* STATED EXERCISE
Print every entry exactly as written.

* RECORDS SUPPLIED

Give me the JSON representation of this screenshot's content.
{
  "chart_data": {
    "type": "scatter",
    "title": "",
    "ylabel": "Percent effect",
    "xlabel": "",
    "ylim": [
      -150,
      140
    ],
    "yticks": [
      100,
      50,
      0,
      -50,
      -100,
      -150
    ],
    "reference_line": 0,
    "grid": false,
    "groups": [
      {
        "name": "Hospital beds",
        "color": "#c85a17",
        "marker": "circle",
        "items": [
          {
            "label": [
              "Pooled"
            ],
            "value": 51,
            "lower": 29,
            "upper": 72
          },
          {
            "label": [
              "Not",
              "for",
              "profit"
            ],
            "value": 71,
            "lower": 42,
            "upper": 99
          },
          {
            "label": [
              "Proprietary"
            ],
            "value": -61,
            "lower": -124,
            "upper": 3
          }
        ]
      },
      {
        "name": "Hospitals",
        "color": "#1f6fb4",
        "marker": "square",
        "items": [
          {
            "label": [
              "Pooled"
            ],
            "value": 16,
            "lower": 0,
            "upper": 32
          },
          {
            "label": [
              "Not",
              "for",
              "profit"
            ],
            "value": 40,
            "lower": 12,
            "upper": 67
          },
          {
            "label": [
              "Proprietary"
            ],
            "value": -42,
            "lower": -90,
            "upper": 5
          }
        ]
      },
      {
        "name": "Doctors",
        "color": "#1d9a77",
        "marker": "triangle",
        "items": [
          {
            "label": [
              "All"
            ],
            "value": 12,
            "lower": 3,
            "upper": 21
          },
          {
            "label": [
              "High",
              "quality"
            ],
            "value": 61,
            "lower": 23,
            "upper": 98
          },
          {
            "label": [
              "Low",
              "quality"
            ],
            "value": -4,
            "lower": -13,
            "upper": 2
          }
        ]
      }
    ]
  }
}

* FINAL RESULT
Give me the JSON representation of this screenshot's content.
{
  "chart_data": {
    "type": "scatter",
    "title": "",
    "ylabel": "Percent effect",
    "xlabel": "",
    "ylim": [
      -150,
      140
    ],
    "yticks": [
      100,
      50,
      0,
      -50,
      -100,
      -150
    ],
    "reference_line": 0,
    "grid": false,
    "groups": [
      {
        "name": "Hospital beds",
        "color": "#c85a17",
        "marker": "circle",
        "items": [
          {
            "label": [
              "Pooled"
            ],
            "value": 51,
            "lower": 29,
            "upper": 72
          },
          {
            "label": [
              "Not",
              "for",
              "profit"
            ],
            "value": 71,
            "lower": 42,
            "upper": 99
          },
          {
            "label": [
              "Proprietary"
            ],
            "value": -61,
            "lower": -124,
            "upper": 3
          }
        ]
      },
      {
        "name": "Hospitals",
        "color": "#1f6fb4",
        "marker": "square",
        "items": [
          {
            "label": [
              "Pooled"
            ],
            "value": 16,
            "lower": 0,
            "upper": 32
          },
          {
            "label": [
              "Not",
              "for",
              "profit"
            ],
            "value": 40,
            "lower": 12,
            "upper": 67
          },
          {
            "label": [
              "Proprietary"
            ],
            "value": -42,
            "lower": -90,
            "upper": 5
          }
        ]
      },
      {
        "name": "Doctors",
        "color": "#1d9a77",
        "marker": "triangle",
        "items": [
          {
            "label": [
              "All"
            ],
            "value": 12,
            "lower": 3,
            "upper": 21
          },
          {
            "label": [
              "High",
              "quality"
            ],
            "value": 61,
            "lower": 23,
            "upper": 98
          },
          {
            "label": [
              "Low",
              "quality"
            ],
            "value": -4,
            "lower": -13,
            "upper": 2
          }
        ]
      }
    ]
  }
}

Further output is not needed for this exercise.